── Provided information

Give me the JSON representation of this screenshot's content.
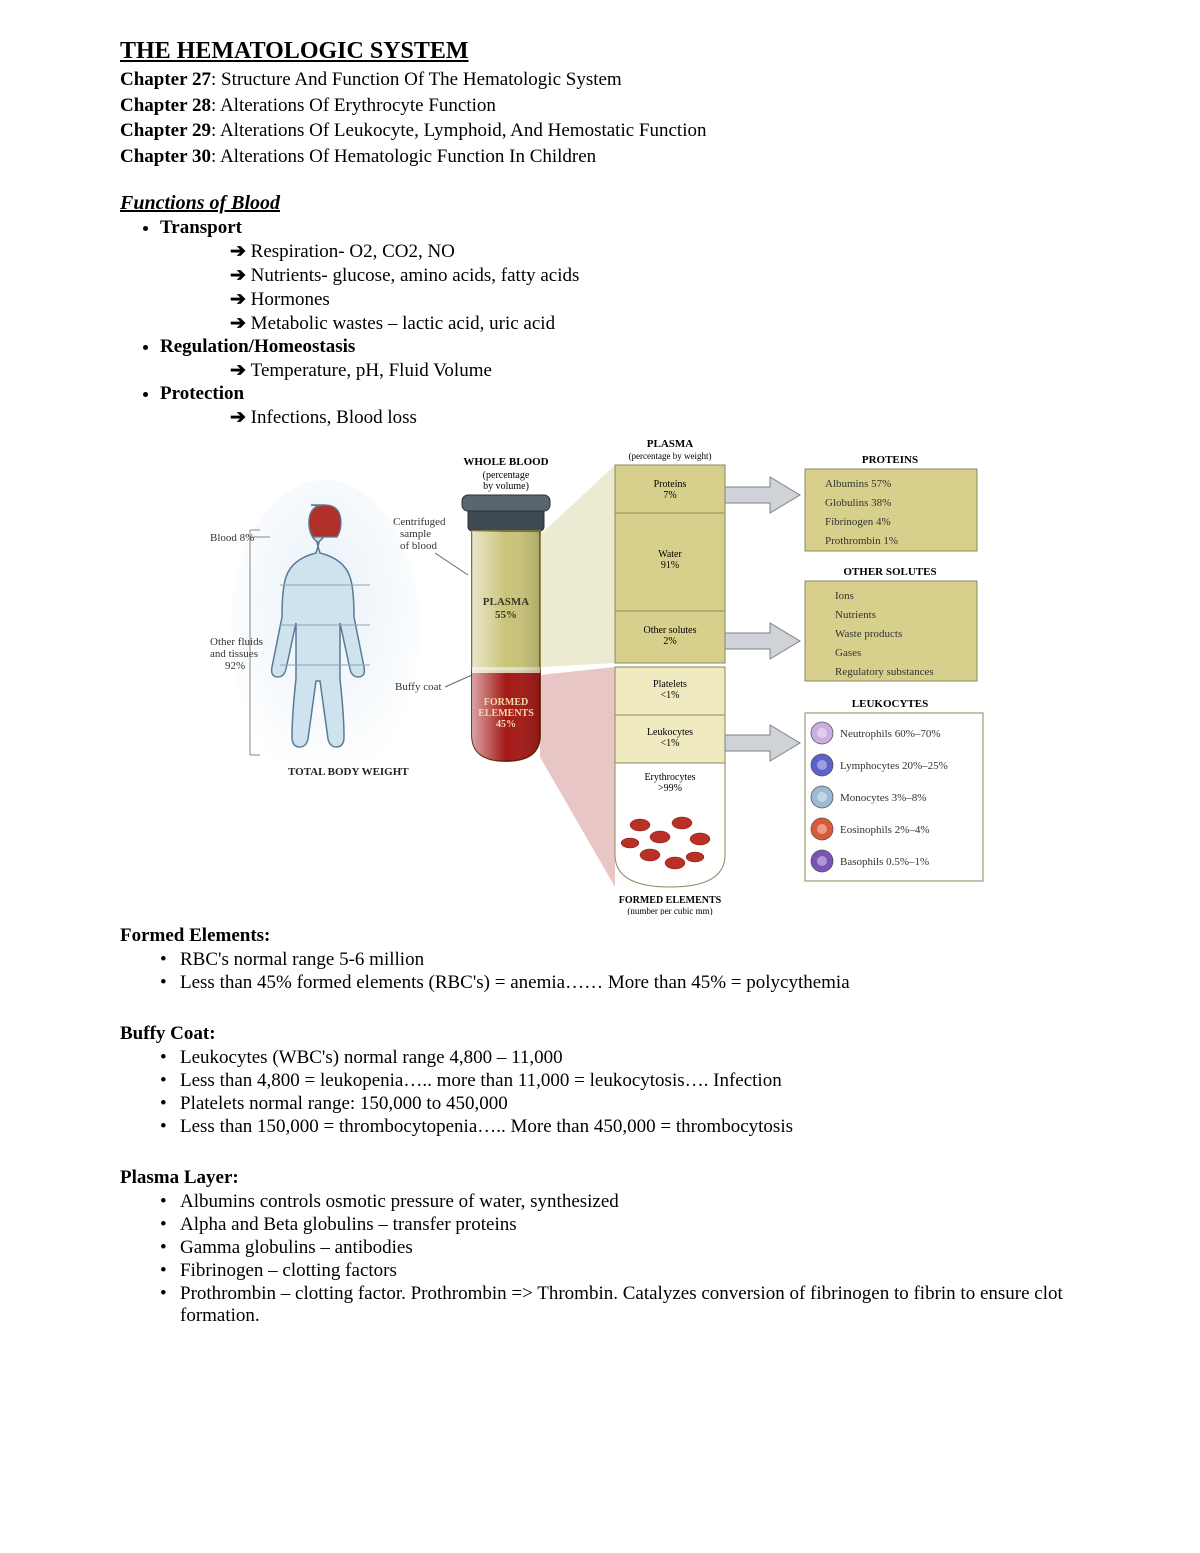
{
  "title": "THE HEMATOLOGIC SYSTEM",
  "chapters": [
    {
      "num": "Chapter 27",
      "txt": ": Structure And Function Of The Hematologic System"
    },
    {
      "num": "Chapter 28",
      "txt": ": Alterations Of Erythrocyte Function"
    },
    {
      "num": "Chapter 29",
      "txt": ": Alterations Of Leukocyte, Lymphoid, And Hemostatic Function"
    },
    {
      "num": "Chapter 30",
      "txt": ": Alterations Of Hematologic Function In Children"
    }
  ],
  "funcHeader": "Functions of Blood",
  "funcs": [
    {
      "h": "Transport",
      "items": [
        "Respiration- O2, CO2, NO",
        "Nutrients- glucose, amino acids, fatty acids",
        "Hormones",
        "Metabolic wastes – lactic acid, uric acid"
      ]
    },
    {
      "h": "Regulation/Homeostasis",
      "items": [
        "Temperature, pH, Fluid Volume"
      ]
    },
    {
      "h": "Protection",
      "items": [
        "Infections, Blood loss"
      ]
    }
  ],
  "sections": [
    {
      "title": "Formed Elements:",
      "items": [
        "RBC's normal range 5-6 million",
        "Less than 45% formed elements (RBC's) = anemia…… More than 45% = polycythemia"
      ]
    },
    {
      "title": "Buffy Coat:",
      "items": [
        "Leukocytes (WBC's) normal range 4,800 – 11,000",
        "Less than 4,800 = leukopenia….. more than 11,000 = leukocytosis…. Infection",
        "Platelets normal range: 150,000 to 450,000",
        "Less than 150,000 = thrombocytopenia….. More than 450,000 = thrombocytosis"
      ]
    },
    {
      "title": "Plasma Layer:",
      "items": [
        "Albumins controls osmotic pressure of water, synthesized",
        "Alpha and Beta globulins – transfer proteins",
        "Gamma globulins – antibodies",
        "Fibrinogen – clotting factors",
        "Prothrombin – clotting factor. Prothrombin => Thrombin. Catalyzes conversion of fibrinogen to fibrin to ensure clot formation."
      ]
    }
  ],
  "diagram": {
    "colors": {
      "plasma": "#c9c47a",
      "plasmaDark": "#b0a85e",
      "red": "#a31a17",
      "redDark": "#7d120f",
      "boxFill": "#d6d08c",
      "boxBorder": "#8a8a5a",
      "arrowFill": "#cfd2d6",
      "arrowStroke": "#7e8388",
      "bodyFill": "#cfe3ef",
      "bodyStroke": "#5a7a95",
      "capRed": "#b2302a",
      "neutro": "#c9aee0",
      "lympho": "#5b62c9",
      "mono": "#9db9d6",
      "eos": "#d85a3a",
      "baso": "#7a54b5"
    },
    "labels": {
      "wholeBlood": "WHOLE BLOOD",
      "wholeBloodSub": "(percentage",
      "wholeBloodSub2": "by volume)",
      "plasmaTitle": "PLASMA",
      "plasmaSub": "(percentage by weight)",
      "formedTitle": "FORMED ELEMENTS",
      "formedSub": "(number per cubic mm)",
      "totalBody": "TOTAL BODY WEIGHT",
      "blood8": "Blood 8%",
      "otherFluids1": "Other fluids",
      "otherFluids2": "and tissues",
      "otherFluids3": "92%",
      "centrifuged1": "Centrifuged",
      "centrifuged2": "sample",
      "centrifuged3": "of blood",
      "buffyCoat": "Buffy coat",
      "plasma55": "PLASMA",
      "plasma55b": "55%",
      "formed45a": "FORMED",
      "formed45b": "ELEMENTS",
      "formed45c": "45%",
      "proteins7a": "Proteins",
      "proteins7b": "7%",
      "water91a": "Water",
      "water91b": "91%",
      "other2a": "Other solutes",
      "other2b": "2%",
      "plate1a": "Platelets",
      "plate1b": "<1%",
      "leuk1a": "Leukocytes",
      "leuk1b": "<1%",
      "eryth99a": "Erythrocytes",
      "eryth99b": ">99%",
      "proteinsHdr": "PROTEINS",
      "otherHdr": "OTHER SOLUTES",
      "leukHdr": "LEUKOCYTES",
      "proteinsList": [
        "Albumins  57%",
        "Globulins  38%",
        "Fibrinogen  4%",
        "Prothrombin  1%"
      ],
      "otherList": [
        "Ions",
        "Nutrients",
        "Waste products",
        "Gases",
        "Regulatory substances"
      ],
      "leukList": [
        "Neutrophils  60%–70%",
        "Lymphocytes 20%–25%",
        "Monocytes  3%–8%",
        "Eosinophils  2%–4%",
        "Basophils  0.5%–1%"
      ]
    }
  }
}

────

- **Work request**: Give the entries again exactly, but skip every image.

- **Exercise output**:
Give me the JSON representation of this screenshot's content.
{
  "title": "THE HEMATOLOGIC SYSTEM",
  "chapters": [
    {
      "num": "Chapter 27",
      "txt": ": Structure And Function Of The Hematologic System"
    },
    {
      "num": "Chapter 28",
      "txt": ": Alterations Of Erythrocyte Function"
    },
    {
      "num": "Chapter 29",
      "txt": ": Alterations Of Leukocyte, Lymphoid, And Hemostatic Function"
    },
    {
      "num": "Chapter 30",
      "txt": ": Alterations Of Hematologic Function In Children"
    }
  ],
  "funcHeader": "Functions of Blood",
  "funcs": [
    {
      "h": "Transport",
      "items": [
        "Respiration- O2, CO2, NO",
        "Nutrients- glucose, amino acids, fatty acids",
        "Hormones",
        "Metabolic wastes – lactic acid, uric acid"
      ]
    },
    {
      "h": "Regulation/Homeostasis",
      "items": [
        "Temperature, pH, Fluid Volume"
      ]
    },
    {
      "h": "Protection",
      "items": [
        "Infections, Blood loss"
      ]
    }
  ],
  "sections": [
    {
      "title": "Formed Elements:",
      "items": [
        "RBC's normal range 5-6 million",
        "Less than 45% formed elements (RBC's) = anemia…… More than 45% = polycythemia"
      ]
    },
    {
      "title": "Buffy Coat:",
      "items": [
        "Leukocytes (WBC's) normal range 4,800 – 11,000",
        "Less than 4,800 = leukopenia….. more than 11,000 = leukocytosis…. Infection",
        "Platelets normal range: 150,000 to 450,000",
        "Less than 150,000 = thrombocytopenia….. More than 450,000 = thrombocytosis"
      ]
    },
    {
      "title": "Plasma Layer:",
      "items": [
        "Albumins controls osmotic pressure of water, synthesized",
        "Alpha and Beta globulins – transfer proteins",
        "Gamma globulins – antibodies",
        "Fibrinogen – clotting factors",
        "Prothrombin – clotting factor. Prothrombin => Thrombin. Catalyzes conversion of fibrinogen to fibrin to ensure clot formation."
      ]
    }
  ],
  "diagram": {
    "colors": {
      "plasma": "#c9c47a",
      "plasmaDark": "#b0a85e",
      "red": "#a31a17",
      "redDark": "#7d120f",
      "boxFill": "#d6d08c",
      "boxBorder": "#8a8a5a",
      "arrowFill": "#cfd2d6",
      "arrowStroke": "#7e8388",
      "bodyFill": "#cfe3ef",
      "bodyStroke": "#5a7a95",
      "capRed": "#b2302a",
      "neutro": "#c9aee0",
      "lympho": "#5b62c9",
      "mono": "#9db9d6",
      "eos": "#d85a3a",
      "baso": "#7a54b5"
    },
    "labels": {
      "wholeBlood": "WHOLE BLOOD",
      "wholeBloodSub": "(percentage",
      "wholeBloodSub2": "by volume)",
      "plasmaTitle": "PLASMA",
      "plasmaSub": "(percentage by weight)",
      "formedTitle": "FORMED ELEMENTS",
      "formedSub": "(number per cubic mm)",
      "totalBody": "TOTAL BODY WEIGHT",
      "blood8": "Blood 8%",
      "otherFluids1": "Other fluids",
      "otherFluids2": "and tissues",
      "otherFluids3": "92%",
      "centrifuged1": "Centrifuged",
      "centrifuged2": "sample",
      "centrifuged3": "of blood",
      "buffyCoat": "Buffy coat",
      "plasma55": "PLASMA",
      "plasma55b": "55%",
      "formed45a": "FORMED",
      "formed45b": "ELEMENTS",
      "formed45c": "45%",
      "proteins7a": "Proteins",
      "proteins7b": "7%",
      "water91a": "Water",
      "water91b": "91%",
      "other2a": "Other solutes",
      "other2b": "2%",
      "plate1a": "Platelets",
      "plate1b": "<1%",
      "leuk1a": "Leukocytes",
      "leuk1b": "<1%",
      "eryth99a": "Erythrocytes",
      "eryth99b": ">99%",
      "proteinsHdr": "PROTEINS",
      "otherHdr": "OTHER SOLUTES",
      "leukHdr": "LEUKOCYTES",
      "proteinsList": [
        "Albumins  57%",
        "Globulins  38%",
        "Fibrinogen  4%",
        "Prothrombin  1%"
      ],
      "otherList": [
        "Ions",
        "Nutrients",
        "Waste products",
        "Gases",
        "Regulatory substances"
      ],
      "leukList": [
        "Neutrophils  60%–70%",
        "Lymphocytes 20%–25%",
        "Monocytes  3%–8%",
        "Eosinophils  2%–4%",
        "Basophils  0.5%–1%"
      ]
    }
  }
}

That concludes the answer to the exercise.